(Stored data)
- - - - - - -

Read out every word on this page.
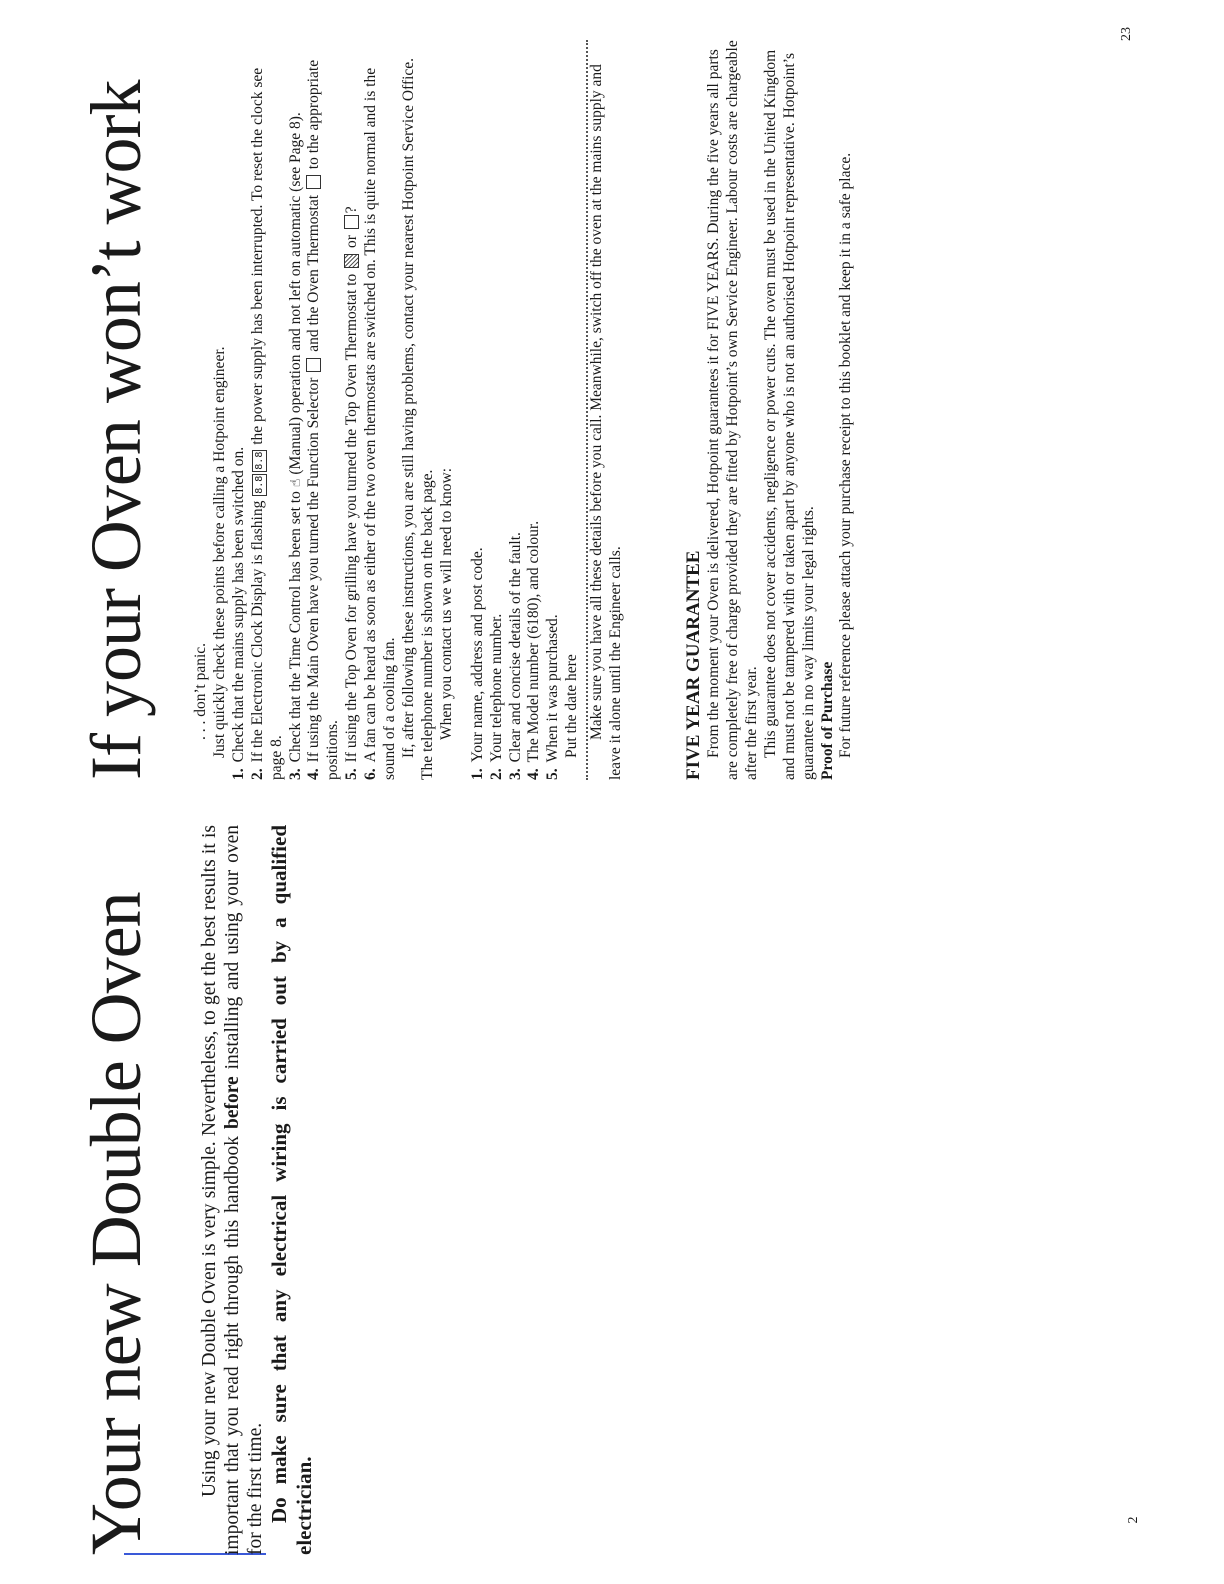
2
23
Your new Double Oven Using your new Double Oven is very simple. Nevertheless, to get the best results it is important that you read right through this handbook before installing and using your oven for the first time. Do make sure that any electrical wiring is carried out by a qualified electrician.

If your Oven won’t work . . . don’t panic. Just quickly check these points before calling a Hotpoint engineer.

1.Check that the mains supply has been switched on.

2.If the Electronic Clock Display is flashing 8.88.8 the power supply has been interrupted. To reset the clock see page 8. 3.Check that the Time Control has been set to☝(Manual) operation and not left on automatic (see Page 8).

4.If using the Main Oven have you turned the Function Selector  and the Oven Thermostat  to the appropriate positions. 5.If using the Top Oven for grilling have you turned the Top Oven Thermostat to  or ?

6.A fan can be heard as soon as either of the two oven thermostats are switched on. This is quite normal and is the sound of a cooling fan. If, after following these instructions, you are still having problems, contact your nearest Hotpoint Service Office. The telephone number is shown on the back page. When you contact us we will need to know:

1.Your name, address and post code.

2.Your telephone number.

3.Clear and concise details of the fault.

4.The Model number (6180), and colour.

5.When it was purchased. Put the date here Make sure you have all these details before you call. Meanwhile, switch off the oven at the mains supply and leave it alone until the Engineer calls.	FIVE YEAR GUARANTEE From the moment your Oven is delivered, Hotpoint guarantees it for FIVE YEARS. During the five years all parts are completely free of charge provided they are fitted by Hotpoint’s own Service Engineer. Labour costs are chargeable after the first year. This guarantee does not cover accidents, negligence or power cuts. The oven must be used in the United Kingdom and must not be tampered with or taken apart by anyone who is not an authorised Hotpoint representative. Hotpoint’s guarantee in no way limits your legal rights. Proof of Purchase For future reference please attach your purchase receipt to this booklet and keep it in a safe place.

- - - - - - -

- **What is expected**:
Without the pictures, write out all of the material exactly.

- **Output below**:
Read out every word on this page.
2
23
Your new Double Oven Using your new Double Oven is very simple. Nevertheless, to get the best results it is important that you read right through this handbook before installing and using your oven for the first time. Do make sure that any electrical wiring is carried out by a qualified electrician.

If your Oven won’t work . . . don’t panic. Just quickly check these points before calling a Hotpoint engineer.

1.Check that the mains supply has been switched on.

2.If the Electronic Clock Display is flashing 8.88.8 the power supply has been interrupted. To reset the clock see page 8. 3.Check that the Time Control has been set to☝(Manual) operation and not left on automatic (see Page 8).

4.If using the Main Oven have you turned the Function Selector  and the Oven Thermostat  to the appropriate positions. 5.If using the Top Oven for grilling have you turned the Top Oven Thermostat to  or ?

6.A fan can be heard as soon as either of the two oven thermostats are switched on. This is quite normal and is the sound of a cooling fan. If, after following these instructions, you are still having problems, contact your nearest Hotpoint Service Office. The telephone number is shown on the back page. When you contact us we will need to know:

1.Your name, address and post code.

2.Your telephone number.

3.Clear and concise details of the fault.

4.The Model number (6180), and colour.

5.When it was purchased. Put the date here Make sure you have all these details before you call. Meanwhile, switch off the oven at the mains supply and leave it alone until the Engineer calls.	FIVE YEAR GUARANTEE From the moment your Oven is delivered, Hotpoint guarantees it for FIVE YEARS. During the five years all parts are completely free of charge provided they are fitted by Hotpoint’s own Service Engineer. Labour costs are chargeable after the first year. This guarantee does not cover accidents, negligence or power cuts. The oven must be used in the United Kingdom and must not be tampered with or taken apart by anyone who is not an authorised Hotpoint representative. Hotpoint’s guarantee in no way limits your legal rights. Proof of Purchase For future reference please attach your purchase receipt to this booklet and keep it in a safe place.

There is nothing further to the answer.